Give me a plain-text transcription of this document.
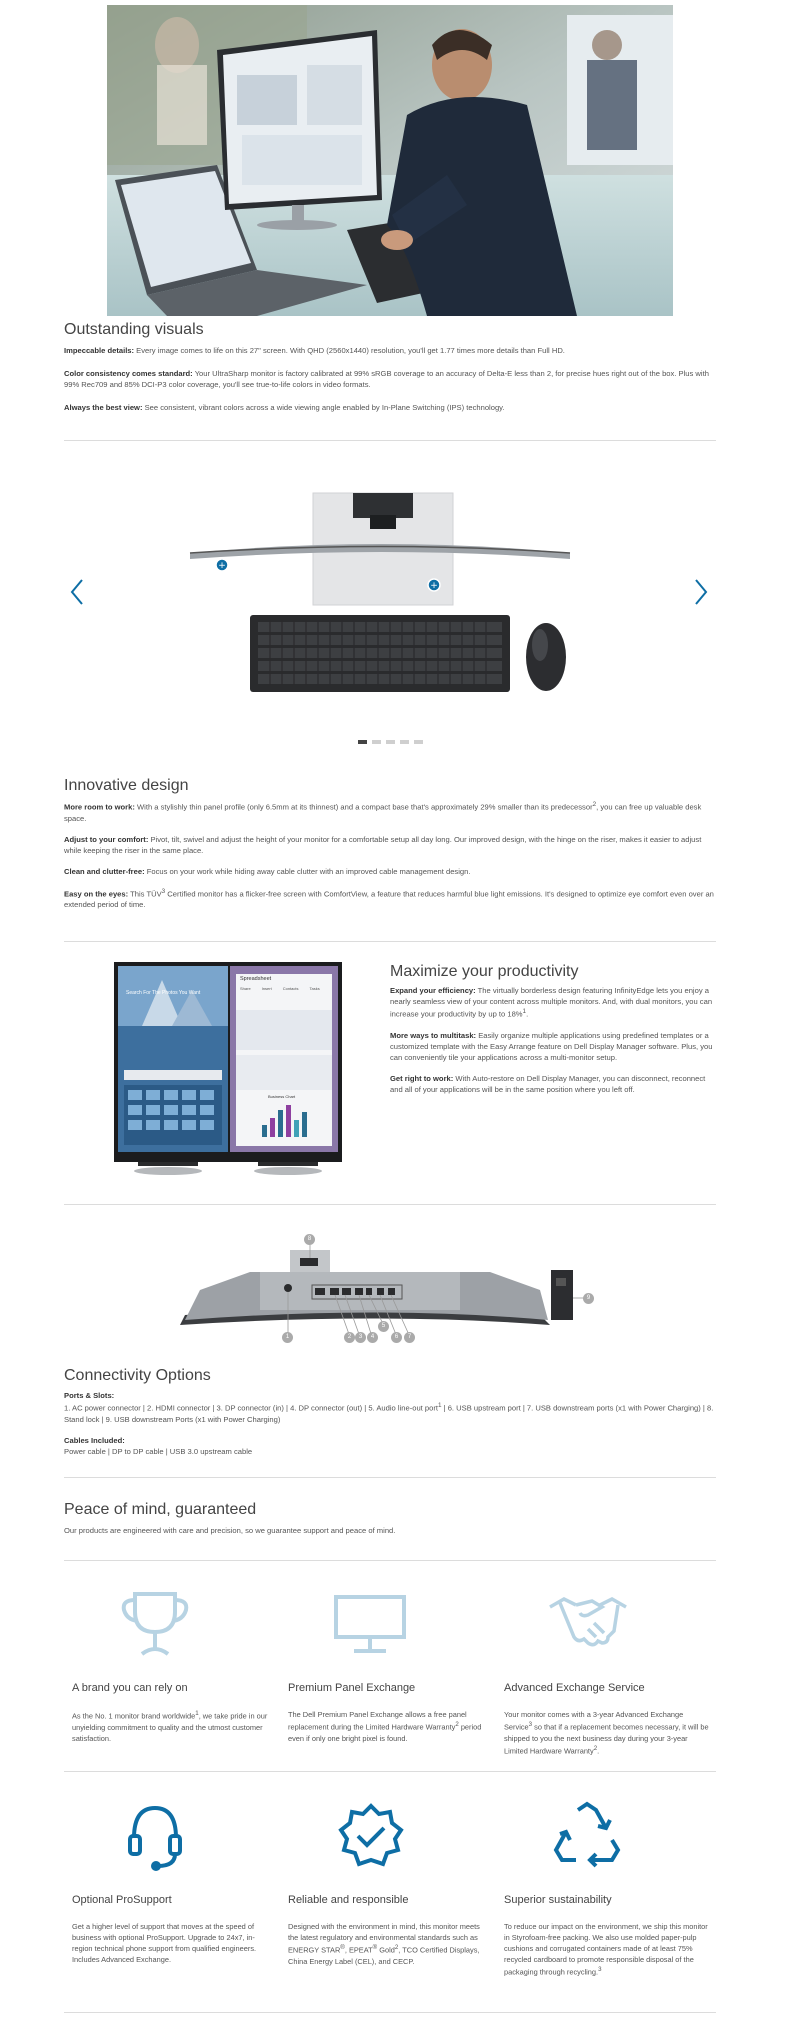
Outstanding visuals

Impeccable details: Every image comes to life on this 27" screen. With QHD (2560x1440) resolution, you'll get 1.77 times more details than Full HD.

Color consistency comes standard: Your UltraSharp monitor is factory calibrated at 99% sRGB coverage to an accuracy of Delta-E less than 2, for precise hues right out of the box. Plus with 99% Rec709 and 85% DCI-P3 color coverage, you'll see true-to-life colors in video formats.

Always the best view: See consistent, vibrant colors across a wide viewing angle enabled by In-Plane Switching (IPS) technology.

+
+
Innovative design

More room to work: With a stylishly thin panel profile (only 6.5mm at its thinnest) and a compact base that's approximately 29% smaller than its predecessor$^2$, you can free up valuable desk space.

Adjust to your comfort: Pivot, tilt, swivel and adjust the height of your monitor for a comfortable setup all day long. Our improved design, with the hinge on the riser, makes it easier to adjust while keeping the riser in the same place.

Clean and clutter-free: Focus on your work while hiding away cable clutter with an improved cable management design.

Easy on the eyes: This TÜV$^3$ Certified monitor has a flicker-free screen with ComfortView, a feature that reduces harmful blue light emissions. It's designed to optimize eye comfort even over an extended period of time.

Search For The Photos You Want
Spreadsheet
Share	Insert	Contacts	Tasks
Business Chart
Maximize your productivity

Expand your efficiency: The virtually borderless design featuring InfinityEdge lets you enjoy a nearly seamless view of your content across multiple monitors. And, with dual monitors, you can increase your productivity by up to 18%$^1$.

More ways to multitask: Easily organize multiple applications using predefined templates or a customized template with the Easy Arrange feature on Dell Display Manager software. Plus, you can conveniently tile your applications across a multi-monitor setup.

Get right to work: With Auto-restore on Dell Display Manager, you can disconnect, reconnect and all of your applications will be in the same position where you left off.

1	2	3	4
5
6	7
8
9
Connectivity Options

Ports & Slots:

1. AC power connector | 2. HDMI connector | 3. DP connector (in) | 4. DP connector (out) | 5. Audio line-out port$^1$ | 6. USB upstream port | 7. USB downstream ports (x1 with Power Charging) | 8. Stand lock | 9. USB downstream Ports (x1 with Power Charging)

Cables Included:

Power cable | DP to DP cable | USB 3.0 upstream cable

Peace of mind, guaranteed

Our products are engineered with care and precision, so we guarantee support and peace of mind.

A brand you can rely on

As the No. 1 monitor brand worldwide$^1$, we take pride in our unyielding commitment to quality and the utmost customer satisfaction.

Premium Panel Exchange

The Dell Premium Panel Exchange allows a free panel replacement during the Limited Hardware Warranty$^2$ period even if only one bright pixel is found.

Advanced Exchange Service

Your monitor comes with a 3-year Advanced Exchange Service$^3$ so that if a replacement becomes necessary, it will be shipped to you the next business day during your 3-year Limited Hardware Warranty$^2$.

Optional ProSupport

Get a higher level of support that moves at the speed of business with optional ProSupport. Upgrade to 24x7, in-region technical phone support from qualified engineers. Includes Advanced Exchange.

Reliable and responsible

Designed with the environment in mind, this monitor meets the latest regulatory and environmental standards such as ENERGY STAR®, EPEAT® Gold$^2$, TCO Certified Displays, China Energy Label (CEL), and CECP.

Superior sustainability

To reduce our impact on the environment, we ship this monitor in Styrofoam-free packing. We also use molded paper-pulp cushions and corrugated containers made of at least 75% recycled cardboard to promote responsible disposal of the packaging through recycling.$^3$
-=-=-=-=-
▸ **DIRECTION**: Transcribe the records word for word and include no pictures.

▸ **THE REPLY**:
Give me a plain-text transcription of this document.
Outstanding visuals

Impeccable details: Every image comes to life on this 27" screen. With QHD (2560x1440) resolution, you'll get 1.77 times more details than Full HD.

Color consistency comes standard: Your UltraSharp monitor is factory calibrated at 99% sRGB coverage to an accuracy of Delta-E less than 2, for precise hues right out of the box. Plus with 99% Rec709 and 85% DCI-P3 color coverage, you'll see true-to-life colors in video formats.

Always the best view: See consistent, vibrant colors across a wide viewing angle enabled by In-Plane Switching (IPS) technology.

+
+
Innovative design

More room to work: With a stylishly thin panel profile (only 6.5mm at its thinnest) and a compact base that's approximately 29% smaller than its predecessor$^2$, you can free up valuable desk space.

Adjust to your comfort: Pivot, tilt, swivel and adjust the height of your monitor for a comfortable setup all day long. Our improved design, with the hinge on the riser, makes it easier to adjust while keeping the riser in the same place.

Clean and clutter-free: Focus on your work while hiding away cable clutter with an improved cable management design.

Easy on the eyes: This TÜV$^3$ Certified monitor has a flicker-free screen with ComfortView, a feature that reduces harmful blue light emissions. It's designed to optimize eye comfort even over an extended period of time.

Search For The Photos You Want
Spreadsheet
Share	Insert	Contacts	Tasks
Business Chart
Maximize your productivity

Expand your efficiency: The virtually borderless design featuring InfinityEdge lets you enjoy a nearly seamless view of your content across multiple monitors. And, with dual monitors, you can increase your productivity by up to 18%$^1$.

More ways to multitask: Easily organize multiple applications using predefined templates or a customized template with the Easy Arrange feature on Dell Display Manager software. Plus, you can conveniently tile your applications across a multi-monitor setup.

Get right to work: With Auto-restore on Dell Display Manager, you can disconnect, reconnect and all of your applications will be in the same position where you left off.

1	2	3	4
5
6	7
8
9
Connectivity Options

Ports & Slots:

1. AC power connector | 2. HDMI connector | 3. DP connector (in) | 4. DP connector (out) | 5. Audio line-out port$^1$ | 6. USB upstream port | 7. USB downstream ports (x1 with Power Charging) | 8. Stand lock | 9. USB downstream Ports (x1 with Power Charging)

Cables Included:

Power cable | DP to DP cable | USB 3.0 upstream cable

Peace of mind, guaranteed

Our products are engineered with care and precision, so we guarantee support and peace of mind.

A brand you can rely on

As the No. 1 monitor brand worldwide$^1$, we take pride in our unyielding commitment to quality and the utmost customer satisfaction.

Premium Panel Exchange

The Dell Premium Panel Exchange allows a free panel replacement during the Limited Hardware Warranty$^2$ period even if only one bright pixel is found.

Advanced Exchange Service

Your monitor comes with a 3-year Advanced Exchange Service$^3$ so that if a replacement becomes necessary, it will be shipped to you the next business day during your 3-year Limited Hardware Warranty$^2$.

Optional ProSupport

Get a higher level of support that moves at the speed of business with optional ProSupport. Upgrade to 24x7, in-region technical phone support from qualified engineers. Includes Advanced Exchange.

Reliable and responsible

Designed with the environment in mind, this monitor meets the latest regulatory and environmental standards such as ENERGY STAR®, EPEAT® Gold$^2$, TCO Certified Displays, China Energy Label (CEL), and CECP.

Superior sustainability

To reduce our impact on the environment, we ship this monitor in Styrofoam-free packing. We also use molded paper-pulp cushions and corrugated containers made of at least 75% recycled cardboard to promote responsible disposal of the packaging through recycling.$^3$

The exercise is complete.